__OBJECTIVE__:
Your answer should be a single number: the count of lines that include the word "this".

__THE INPUT__:
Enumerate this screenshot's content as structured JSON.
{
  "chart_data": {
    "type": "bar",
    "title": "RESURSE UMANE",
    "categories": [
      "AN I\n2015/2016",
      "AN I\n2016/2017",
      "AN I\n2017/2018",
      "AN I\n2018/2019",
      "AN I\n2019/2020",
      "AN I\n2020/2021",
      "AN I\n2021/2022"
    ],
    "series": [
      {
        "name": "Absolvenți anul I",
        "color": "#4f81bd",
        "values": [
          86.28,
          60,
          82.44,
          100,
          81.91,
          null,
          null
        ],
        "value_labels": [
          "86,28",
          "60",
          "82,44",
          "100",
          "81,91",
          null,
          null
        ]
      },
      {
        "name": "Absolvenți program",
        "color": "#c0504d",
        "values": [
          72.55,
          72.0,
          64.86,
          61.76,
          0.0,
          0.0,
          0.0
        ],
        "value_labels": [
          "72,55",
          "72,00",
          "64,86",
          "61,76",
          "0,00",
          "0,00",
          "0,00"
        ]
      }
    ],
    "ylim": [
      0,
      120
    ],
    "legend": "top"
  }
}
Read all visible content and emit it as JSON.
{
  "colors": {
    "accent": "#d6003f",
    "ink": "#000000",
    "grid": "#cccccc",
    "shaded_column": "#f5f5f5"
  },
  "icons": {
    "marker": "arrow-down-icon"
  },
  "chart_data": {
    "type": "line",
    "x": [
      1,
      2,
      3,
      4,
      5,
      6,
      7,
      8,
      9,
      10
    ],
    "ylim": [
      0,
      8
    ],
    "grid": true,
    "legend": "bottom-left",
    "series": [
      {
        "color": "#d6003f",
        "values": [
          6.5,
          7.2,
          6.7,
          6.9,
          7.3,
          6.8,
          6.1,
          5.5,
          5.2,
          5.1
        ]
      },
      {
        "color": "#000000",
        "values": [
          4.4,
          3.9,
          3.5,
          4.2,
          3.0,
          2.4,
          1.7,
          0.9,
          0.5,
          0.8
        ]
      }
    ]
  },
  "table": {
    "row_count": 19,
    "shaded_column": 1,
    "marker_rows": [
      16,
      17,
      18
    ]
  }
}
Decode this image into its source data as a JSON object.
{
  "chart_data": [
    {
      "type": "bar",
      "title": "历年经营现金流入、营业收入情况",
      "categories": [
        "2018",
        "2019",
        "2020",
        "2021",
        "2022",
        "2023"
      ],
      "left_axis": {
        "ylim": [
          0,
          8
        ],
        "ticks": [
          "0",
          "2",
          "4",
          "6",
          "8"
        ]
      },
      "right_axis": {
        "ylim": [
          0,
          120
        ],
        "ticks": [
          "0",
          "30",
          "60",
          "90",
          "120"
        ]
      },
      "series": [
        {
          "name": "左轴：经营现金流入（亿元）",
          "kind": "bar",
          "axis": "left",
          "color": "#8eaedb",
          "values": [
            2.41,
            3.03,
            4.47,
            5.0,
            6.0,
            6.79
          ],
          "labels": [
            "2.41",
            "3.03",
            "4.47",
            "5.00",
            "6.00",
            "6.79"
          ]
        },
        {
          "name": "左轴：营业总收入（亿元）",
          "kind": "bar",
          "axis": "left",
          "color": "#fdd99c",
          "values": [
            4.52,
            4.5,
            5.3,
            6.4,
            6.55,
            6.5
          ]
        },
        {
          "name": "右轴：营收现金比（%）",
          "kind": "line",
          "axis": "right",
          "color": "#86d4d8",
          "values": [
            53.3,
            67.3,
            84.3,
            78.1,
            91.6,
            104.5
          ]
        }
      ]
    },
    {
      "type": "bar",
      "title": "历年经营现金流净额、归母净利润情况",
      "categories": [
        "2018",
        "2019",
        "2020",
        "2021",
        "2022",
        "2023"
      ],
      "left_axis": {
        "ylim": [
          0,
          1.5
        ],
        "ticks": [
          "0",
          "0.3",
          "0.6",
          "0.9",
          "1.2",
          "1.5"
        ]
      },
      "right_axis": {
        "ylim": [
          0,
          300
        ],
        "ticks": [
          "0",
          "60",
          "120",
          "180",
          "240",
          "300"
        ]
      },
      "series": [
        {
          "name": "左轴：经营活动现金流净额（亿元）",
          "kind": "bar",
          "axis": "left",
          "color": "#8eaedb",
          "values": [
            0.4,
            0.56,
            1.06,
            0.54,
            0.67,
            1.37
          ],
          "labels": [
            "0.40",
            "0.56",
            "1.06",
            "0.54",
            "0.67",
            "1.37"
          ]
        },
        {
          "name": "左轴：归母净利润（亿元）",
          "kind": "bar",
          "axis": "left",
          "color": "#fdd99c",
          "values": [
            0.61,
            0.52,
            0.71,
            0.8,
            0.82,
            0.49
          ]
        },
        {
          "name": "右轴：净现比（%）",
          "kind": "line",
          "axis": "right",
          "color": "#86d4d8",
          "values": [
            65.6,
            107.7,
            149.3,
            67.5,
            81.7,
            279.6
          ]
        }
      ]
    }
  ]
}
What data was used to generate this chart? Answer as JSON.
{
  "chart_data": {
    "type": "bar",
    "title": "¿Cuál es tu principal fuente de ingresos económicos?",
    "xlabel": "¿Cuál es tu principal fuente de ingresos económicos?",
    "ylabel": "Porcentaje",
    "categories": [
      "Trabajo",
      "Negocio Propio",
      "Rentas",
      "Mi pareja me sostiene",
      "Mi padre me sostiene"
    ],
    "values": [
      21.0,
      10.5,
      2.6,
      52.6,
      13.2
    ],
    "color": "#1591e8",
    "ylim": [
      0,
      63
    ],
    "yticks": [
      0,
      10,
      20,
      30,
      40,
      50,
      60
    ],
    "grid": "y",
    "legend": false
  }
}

__FULL ANSWER__:
3